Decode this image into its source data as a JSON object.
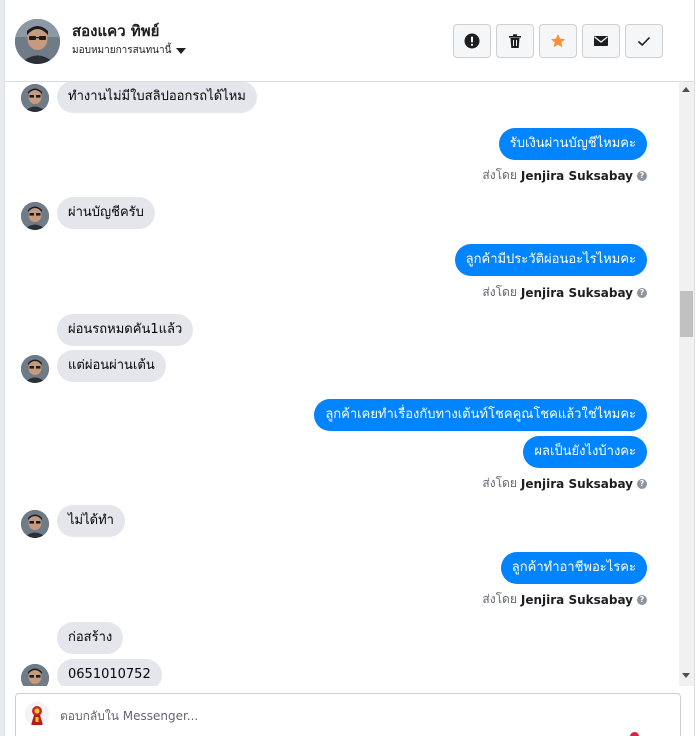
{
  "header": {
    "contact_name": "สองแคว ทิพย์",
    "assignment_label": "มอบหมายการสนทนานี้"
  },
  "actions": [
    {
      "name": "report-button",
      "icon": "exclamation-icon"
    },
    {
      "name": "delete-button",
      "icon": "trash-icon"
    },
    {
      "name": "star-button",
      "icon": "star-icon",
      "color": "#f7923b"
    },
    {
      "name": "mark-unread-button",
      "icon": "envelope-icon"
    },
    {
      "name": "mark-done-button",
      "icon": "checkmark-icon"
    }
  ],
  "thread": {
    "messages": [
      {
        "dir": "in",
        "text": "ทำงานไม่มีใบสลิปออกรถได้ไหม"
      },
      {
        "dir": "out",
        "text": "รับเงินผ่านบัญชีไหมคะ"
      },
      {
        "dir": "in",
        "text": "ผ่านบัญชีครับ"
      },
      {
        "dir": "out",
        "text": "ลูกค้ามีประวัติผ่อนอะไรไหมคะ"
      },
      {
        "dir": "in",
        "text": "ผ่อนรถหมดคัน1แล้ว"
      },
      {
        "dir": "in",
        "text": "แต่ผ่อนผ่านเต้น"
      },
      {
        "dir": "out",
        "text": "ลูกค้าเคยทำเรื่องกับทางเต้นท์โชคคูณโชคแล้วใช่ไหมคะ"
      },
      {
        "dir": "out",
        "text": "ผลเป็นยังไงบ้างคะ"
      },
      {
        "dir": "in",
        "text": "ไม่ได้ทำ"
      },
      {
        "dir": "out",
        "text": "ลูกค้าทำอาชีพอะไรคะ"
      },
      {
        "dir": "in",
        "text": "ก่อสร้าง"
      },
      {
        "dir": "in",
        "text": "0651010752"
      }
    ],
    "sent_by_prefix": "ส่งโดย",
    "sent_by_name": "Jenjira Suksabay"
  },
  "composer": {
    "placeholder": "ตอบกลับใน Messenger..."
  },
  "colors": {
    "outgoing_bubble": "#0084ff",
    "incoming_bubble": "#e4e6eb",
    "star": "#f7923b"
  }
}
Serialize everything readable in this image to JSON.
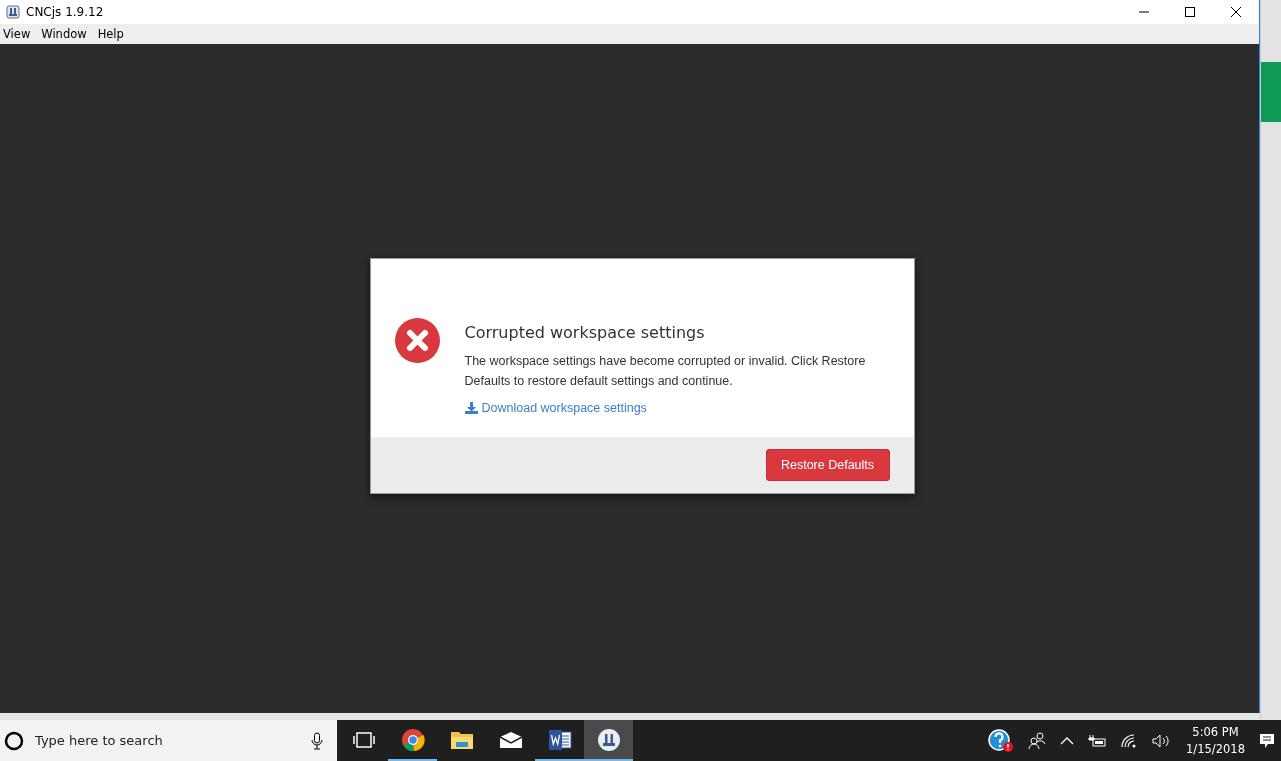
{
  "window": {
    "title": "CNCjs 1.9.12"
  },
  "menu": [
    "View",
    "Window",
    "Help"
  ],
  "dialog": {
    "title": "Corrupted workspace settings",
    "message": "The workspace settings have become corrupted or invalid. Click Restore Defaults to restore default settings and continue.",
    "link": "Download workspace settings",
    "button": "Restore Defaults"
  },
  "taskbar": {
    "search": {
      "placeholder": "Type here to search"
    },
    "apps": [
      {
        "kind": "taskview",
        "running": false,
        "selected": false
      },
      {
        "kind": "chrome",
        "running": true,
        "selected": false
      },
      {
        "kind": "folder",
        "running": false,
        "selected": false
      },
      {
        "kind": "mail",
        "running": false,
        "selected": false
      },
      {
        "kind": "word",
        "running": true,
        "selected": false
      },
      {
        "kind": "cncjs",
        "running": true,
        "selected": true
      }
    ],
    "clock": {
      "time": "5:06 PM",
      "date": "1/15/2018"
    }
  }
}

++++++

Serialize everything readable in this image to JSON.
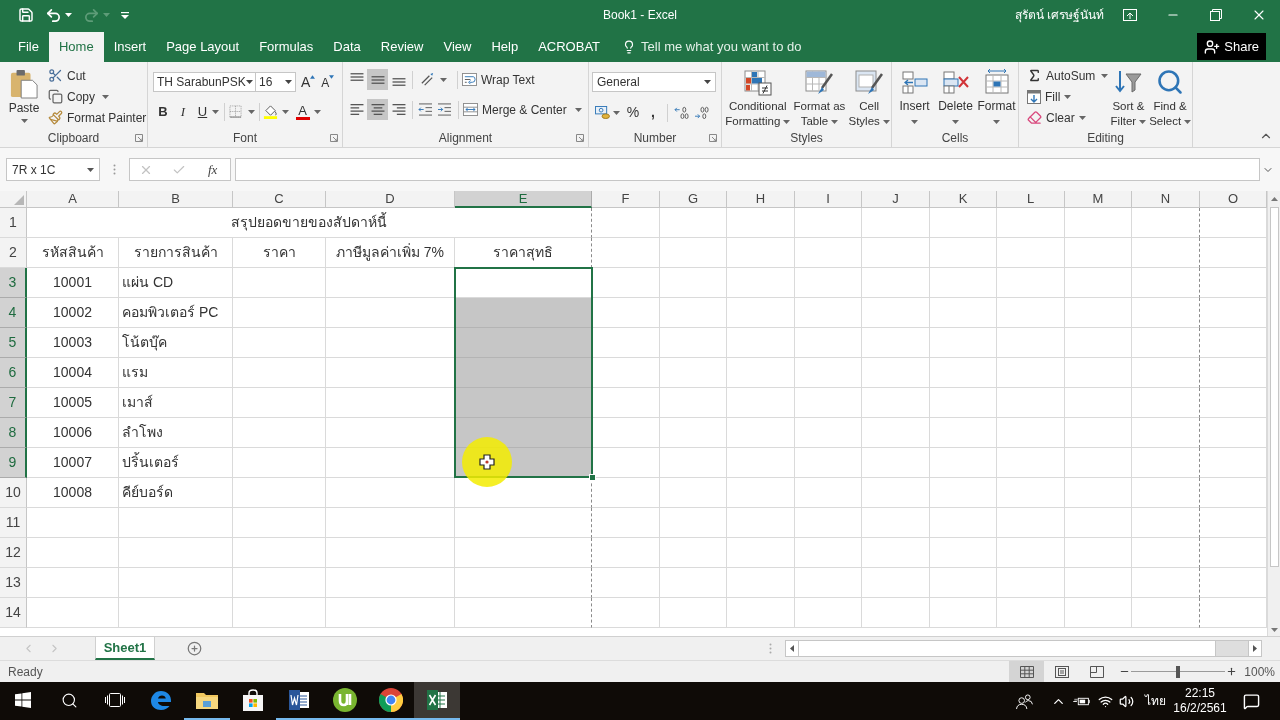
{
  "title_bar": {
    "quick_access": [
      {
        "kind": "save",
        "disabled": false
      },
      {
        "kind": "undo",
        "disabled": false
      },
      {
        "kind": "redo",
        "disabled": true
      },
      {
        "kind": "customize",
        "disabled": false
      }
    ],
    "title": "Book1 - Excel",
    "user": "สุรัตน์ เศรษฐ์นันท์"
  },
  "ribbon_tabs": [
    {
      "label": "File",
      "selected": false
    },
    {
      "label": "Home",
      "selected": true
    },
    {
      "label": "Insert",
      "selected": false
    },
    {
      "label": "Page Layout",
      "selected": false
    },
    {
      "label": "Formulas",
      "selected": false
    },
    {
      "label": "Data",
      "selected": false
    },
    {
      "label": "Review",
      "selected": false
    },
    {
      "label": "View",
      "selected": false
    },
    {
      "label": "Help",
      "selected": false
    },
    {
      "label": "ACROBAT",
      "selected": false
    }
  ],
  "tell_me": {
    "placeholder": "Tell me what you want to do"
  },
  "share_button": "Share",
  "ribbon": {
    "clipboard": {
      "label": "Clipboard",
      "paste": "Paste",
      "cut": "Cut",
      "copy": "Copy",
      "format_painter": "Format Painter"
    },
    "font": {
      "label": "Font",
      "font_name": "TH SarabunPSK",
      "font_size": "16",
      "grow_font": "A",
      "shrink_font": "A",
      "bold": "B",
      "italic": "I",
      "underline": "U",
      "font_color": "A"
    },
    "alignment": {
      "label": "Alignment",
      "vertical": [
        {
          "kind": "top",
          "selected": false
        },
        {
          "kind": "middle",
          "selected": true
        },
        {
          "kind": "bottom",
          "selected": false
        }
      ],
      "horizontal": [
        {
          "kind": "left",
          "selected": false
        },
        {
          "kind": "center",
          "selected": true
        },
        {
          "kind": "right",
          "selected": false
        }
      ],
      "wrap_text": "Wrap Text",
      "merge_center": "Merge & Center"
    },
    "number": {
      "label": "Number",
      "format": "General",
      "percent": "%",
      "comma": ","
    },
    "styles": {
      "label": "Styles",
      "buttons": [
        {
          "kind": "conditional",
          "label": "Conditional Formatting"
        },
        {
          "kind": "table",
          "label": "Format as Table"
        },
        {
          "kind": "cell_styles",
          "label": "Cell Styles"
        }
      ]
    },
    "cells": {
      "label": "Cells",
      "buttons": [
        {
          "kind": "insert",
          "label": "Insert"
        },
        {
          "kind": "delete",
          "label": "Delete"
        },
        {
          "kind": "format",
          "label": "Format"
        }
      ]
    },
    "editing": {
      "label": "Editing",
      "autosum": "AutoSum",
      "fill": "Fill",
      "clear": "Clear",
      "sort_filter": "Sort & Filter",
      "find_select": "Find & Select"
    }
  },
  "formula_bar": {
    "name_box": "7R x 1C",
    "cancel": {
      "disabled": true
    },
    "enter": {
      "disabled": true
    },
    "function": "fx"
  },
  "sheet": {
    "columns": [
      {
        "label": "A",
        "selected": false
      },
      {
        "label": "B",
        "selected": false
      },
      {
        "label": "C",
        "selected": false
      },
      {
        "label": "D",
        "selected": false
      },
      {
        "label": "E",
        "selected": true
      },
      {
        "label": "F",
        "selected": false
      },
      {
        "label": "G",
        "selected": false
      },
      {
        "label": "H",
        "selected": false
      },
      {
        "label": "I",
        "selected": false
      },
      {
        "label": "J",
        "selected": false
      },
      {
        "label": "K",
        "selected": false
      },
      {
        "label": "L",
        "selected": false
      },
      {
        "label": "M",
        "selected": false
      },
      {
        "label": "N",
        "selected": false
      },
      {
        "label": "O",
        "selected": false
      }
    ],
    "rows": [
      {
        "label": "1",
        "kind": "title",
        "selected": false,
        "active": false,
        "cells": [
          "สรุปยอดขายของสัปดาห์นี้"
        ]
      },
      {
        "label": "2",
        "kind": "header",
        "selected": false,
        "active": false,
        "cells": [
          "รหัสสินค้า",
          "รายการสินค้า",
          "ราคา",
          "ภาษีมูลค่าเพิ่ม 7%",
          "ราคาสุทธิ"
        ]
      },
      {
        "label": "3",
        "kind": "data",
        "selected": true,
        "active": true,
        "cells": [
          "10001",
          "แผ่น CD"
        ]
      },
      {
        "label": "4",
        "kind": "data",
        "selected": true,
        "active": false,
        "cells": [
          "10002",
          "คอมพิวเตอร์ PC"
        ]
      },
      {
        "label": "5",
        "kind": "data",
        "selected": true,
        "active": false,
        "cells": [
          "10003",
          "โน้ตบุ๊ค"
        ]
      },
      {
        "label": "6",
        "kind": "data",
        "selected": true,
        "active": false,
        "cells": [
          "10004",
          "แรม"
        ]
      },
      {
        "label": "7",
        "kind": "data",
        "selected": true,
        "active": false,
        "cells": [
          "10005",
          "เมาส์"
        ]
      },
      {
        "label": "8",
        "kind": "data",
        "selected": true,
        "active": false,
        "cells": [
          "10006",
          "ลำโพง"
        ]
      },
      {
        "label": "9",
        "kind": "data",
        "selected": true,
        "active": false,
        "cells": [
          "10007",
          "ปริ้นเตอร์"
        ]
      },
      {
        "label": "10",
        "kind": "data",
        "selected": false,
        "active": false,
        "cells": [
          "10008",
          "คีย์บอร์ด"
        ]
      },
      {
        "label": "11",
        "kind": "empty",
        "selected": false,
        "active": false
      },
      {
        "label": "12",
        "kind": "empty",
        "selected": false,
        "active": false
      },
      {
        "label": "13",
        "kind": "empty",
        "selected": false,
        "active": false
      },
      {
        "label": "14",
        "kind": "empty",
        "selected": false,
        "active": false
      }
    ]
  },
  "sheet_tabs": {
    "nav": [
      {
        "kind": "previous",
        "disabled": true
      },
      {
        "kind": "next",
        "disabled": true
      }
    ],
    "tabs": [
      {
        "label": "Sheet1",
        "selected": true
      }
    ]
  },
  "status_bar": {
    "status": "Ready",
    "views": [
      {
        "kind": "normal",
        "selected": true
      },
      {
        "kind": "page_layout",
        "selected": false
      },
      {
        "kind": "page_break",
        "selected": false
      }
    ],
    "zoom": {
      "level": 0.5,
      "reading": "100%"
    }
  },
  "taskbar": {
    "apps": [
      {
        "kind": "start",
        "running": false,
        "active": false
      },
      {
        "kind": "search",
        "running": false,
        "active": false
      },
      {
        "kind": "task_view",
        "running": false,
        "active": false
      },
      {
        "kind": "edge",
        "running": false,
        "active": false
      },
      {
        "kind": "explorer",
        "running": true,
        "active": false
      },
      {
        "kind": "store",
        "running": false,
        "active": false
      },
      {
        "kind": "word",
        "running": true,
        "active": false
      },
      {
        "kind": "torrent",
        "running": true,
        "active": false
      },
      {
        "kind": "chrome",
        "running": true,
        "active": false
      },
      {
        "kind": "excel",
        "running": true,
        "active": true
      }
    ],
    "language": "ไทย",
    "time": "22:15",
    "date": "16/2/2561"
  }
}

++++++

## [Short task]
Copy out all lines above that include the string "Defaults".

## [In response]
    "message": "The workspace settings have become corrupted or invalid. Click Restore Defaults to restore default settings and continue.",
    "button": "Restore Defaults"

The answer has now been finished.